* [Work instructions] Find every line in the records below that holds the word "JSON" and copy it.

(Stored entries)
· · ·
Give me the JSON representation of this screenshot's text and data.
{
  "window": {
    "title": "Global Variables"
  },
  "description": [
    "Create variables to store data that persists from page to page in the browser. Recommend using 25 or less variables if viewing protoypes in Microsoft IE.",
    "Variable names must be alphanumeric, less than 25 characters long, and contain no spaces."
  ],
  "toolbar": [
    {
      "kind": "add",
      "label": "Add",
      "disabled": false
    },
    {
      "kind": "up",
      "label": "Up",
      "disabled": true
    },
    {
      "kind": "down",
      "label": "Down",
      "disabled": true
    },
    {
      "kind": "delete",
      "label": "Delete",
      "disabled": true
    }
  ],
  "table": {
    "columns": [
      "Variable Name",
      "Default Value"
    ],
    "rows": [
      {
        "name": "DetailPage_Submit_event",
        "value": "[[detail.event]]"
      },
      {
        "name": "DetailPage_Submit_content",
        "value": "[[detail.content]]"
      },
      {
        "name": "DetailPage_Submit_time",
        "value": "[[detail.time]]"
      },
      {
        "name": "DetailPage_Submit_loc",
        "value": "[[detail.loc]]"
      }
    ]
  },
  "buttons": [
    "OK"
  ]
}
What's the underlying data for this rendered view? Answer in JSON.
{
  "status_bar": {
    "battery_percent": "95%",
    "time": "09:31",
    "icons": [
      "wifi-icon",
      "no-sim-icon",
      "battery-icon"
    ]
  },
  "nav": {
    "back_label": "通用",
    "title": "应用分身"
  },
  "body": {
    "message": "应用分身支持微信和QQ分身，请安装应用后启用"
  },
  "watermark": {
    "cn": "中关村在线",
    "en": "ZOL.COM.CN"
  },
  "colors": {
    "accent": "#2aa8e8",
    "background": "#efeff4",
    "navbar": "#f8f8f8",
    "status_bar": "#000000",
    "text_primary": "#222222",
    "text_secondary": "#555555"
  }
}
· · ·
* [Correct answer]
Give me the JSON representation of this screenshot's text and data.
What's the underlying data for this rendered view? Answer in JSON.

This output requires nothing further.